--- start ---

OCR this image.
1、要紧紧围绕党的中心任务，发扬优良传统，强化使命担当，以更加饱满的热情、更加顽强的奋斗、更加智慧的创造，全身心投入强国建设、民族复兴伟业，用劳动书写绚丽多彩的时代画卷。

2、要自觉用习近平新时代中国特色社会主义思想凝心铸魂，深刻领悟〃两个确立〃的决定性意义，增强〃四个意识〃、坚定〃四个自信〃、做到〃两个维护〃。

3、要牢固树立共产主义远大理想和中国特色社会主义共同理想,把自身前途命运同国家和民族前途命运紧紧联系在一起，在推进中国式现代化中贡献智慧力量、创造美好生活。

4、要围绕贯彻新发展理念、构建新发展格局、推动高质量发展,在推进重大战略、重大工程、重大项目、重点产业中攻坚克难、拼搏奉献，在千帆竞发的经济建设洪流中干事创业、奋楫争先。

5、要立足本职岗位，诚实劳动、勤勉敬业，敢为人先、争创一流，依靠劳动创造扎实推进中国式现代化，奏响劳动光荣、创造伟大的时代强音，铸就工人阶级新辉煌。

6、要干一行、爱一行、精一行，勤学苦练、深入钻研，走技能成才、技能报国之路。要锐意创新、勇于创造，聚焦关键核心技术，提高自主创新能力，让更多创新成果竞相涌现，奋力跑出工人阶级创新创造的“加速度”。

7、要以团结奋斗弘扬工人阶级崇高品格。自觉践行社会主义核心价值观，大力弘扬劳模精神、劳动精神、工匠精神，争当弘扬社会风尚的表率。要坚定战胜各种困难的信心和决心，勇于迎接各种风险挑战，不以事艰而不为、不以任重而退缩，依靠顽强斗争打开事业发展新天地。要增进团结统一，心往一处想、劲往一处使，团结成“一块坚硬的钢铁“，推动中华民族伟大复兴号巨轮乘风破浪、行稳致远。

--- end ---
--- start ---

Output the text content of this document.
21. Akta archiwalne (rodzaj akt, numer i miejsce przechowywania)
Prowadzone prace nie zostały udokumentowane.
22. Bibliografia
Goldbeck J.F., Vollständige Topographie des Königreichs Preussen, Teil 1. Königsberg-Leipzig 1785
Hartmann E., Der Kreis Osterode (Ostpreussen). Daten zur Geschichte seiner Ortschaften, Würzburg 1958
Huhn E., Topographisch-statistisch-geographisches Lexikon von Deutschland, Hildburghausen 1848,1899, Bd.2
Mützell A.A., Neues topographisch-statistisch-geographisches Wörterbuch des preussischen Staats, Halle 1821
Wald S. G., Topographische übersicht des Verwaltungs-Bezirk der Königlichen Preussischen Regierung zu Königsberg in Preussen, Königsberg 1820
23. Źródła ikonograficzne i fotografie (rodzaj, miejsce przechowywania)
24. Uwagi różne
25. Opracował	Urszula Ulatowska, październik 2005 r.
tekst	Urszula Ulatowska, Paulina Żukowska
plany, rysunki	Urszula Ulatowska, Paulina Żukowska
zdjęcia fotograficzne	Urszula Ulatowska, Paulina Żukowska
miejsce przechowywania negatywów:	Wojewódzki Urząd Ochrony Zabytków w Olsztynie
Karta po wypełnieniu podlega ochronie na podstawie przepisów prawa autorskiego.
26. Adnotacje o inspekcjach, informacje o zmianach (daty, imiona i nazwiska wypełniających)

--- end ---

**WRITTEN INSTRUCTION**
What is the number of lines in the data holding the word "Żukowska"? Reply with that number only.

**FINISHED ANSWER**
3